#### Material to process
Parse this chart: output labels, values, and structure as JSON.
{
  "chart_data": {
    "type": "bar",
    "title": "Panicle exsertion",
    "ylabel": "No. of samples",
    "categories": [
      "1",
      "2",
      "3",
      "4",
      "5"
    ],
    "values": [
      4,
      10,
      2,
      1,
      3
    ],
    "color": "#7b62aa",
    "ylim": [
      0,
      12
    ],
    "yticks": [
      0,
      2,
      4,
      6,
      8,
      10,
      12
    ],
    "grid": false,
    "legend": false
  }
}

#### Aim
Give all the records again. Match them exactly.

#### The answer
Parse this chart: output labels, values, and structure as JSON.
{
  "chart_data": {
    "type": "bar",
    "title": "Panicle exsertion",
    "ylabel": "No. of samples",
    "categories": [
      "1",
      "2",
      "3",
      "4",
      "5"
    ],
    "values": [
      4,
      10,
      2,
      1,
      3
    ],
    "color": "#7b62aa",
    "ylim": [
      0,
      12
    ],
    "yticks": [
      0,
      2,
      4,
      6,
      8,
      10,
      12
    ],
    "grid": false,
    "legend": false
  }
}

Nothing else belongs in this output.